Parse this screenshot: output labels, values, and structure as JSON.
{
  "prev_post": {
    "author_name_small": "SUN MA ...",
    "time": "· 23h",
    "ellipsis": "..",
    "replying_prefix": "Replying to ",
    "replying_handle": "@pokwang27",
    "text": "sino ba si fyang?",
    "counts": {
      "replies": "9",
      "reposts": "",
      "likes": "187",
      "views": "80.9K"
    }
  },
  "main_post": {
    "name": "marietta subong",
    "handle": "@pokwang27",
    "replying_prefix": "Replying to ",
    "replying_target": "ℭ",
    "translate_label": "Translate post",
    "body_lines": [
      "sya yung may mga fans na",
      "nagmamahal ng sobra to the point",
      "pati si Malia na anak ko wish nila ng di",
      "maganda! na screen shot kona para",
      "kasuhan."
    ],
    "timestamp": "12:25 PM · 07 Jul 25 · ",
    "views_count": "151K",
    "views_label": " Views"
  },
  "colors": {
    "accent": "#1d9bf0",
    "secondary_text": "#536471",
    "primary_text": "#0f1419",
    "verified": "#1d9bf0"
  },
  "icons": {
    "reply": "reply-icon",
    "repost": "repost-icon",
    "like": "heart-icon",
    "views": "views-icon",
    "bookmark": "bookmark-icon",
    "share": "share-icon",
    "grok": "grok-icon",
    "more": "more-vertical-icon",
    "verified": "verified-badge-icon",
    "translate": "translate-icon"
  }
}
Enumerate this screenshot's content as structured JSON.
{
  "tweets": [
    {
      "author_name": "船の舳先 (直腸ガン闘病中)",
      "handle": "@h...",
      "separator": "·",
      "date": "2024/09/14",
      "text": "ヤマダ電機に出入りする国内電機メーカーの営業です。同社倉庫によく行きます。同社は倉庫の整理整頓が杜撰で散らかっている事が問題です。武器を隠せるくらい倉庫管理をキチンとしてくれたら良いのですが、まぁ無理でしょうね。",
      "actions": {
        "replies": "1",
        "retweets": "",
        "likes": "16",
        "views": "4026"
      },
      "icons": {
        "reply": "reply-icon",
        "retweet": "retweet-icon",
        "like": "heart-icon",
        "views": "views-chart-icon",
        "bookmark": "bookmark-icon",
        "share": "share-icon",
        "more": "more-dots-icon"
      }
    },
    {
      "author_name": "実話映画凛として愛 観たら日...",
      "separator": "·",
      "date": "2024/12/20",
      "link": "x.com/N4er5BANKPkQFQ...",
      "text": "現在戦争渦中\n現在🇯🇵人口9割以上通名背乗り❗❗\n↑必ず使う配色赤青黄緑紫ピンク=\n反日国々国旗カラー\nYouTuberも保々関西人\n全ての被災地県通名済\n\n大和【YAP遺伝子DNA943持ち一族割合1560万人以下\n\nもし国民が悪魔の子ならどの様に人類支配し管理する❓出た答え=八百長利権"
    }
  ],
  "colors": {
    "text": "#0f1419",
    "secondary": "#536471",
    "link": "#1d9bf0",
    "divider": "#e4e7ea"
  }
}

***

* _WRITTEN EXERCISE_:
A line counts if it holds the word "link". How many lines of the entries count? Give the number only.

* _SOLUTION FOR THIS EXERCISE_:
2